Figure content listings
## BEGIN

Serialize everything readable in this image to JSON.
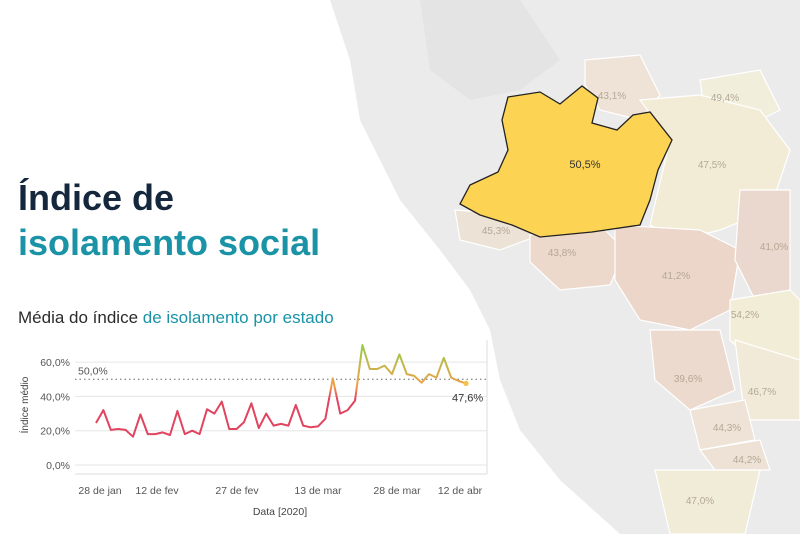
{
  "title": {
    "line1": "Índice de",
    "line2": "isolamento social"
  },
  "subtitle": {
    "part1": "Média do índice ",
    "part2": "de isolamento por estado"
  },
  "map": {
    "highlight_color": "#fcd353",
    "highlight_label": "50,5%",
    "state_labels": [
      "43,1%",
      "49,4%",
      "47,5%",
      "45,3%",
      "43,8%",
      "41,2%",
      "41,0%",
      "54,2%",
      "39,6%",
      "46,7%",
      "44,3%",
      "44,2%",
      "47,0%"
    ]
  },
  "chart_data": {
    "type": "line",
    "xlabel": "Data [2020]",
    "ylabel": "Índice médio",
    "ylim": [
      0,
      70
    ],
    "ytick_labels": [
      "0,0%",
      "20,0%",
      "40,0%",
      "60,0%"
    ],
    "ytick_values": [
      0,
      20,
      40,
      60
    ],
    "xtick_labels": [
      "28 de jan",
      "12 de fev",
      "27 de fev",
      "13 de mar",
      "28 de mar",
      "12 de abr"
    ],
    "reference_line": {
      "value": 50,
      "label": "50,0%"
    },
    "last_value_label": "47,6%",
    "colors": {
      "low": "#e0445f",
      "mid": "#f0a04a",
      "high": "#97cc4a",
      "end": "#f2c24c",
      "grid": "#e6e6e6"
    },
    "series": [
      {
        "values": [
          24.5,
          32,
          20.5,
          21,
          20.5,
          16.5,
          29.5,
          18,
          18,
          19,
          17.5,
          31.5,
          18,
          20,
          18,
          32.5,
          30,
          37,
          21,
          21,
          25,
          36,
          21.5,
          30,
          23,
          24,
          23,
          35,
          23,
          22,
          22.5,
          27,
          50.5,
          30,
          32,
          37.5,
          70,
          56,
          56,
          58,
          53,
          64.5,
          53,
          52,
          48,
          53,
          51,
          62.5,
          51,
          49,
          47.6
        ]
      }
    ]
  }
}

## END

■ **What is needed**
Return every line above that contains the word "isolamento".

■ **Final result**
    "line2": "isolamento social"
    "part2": "de isolamento por estado"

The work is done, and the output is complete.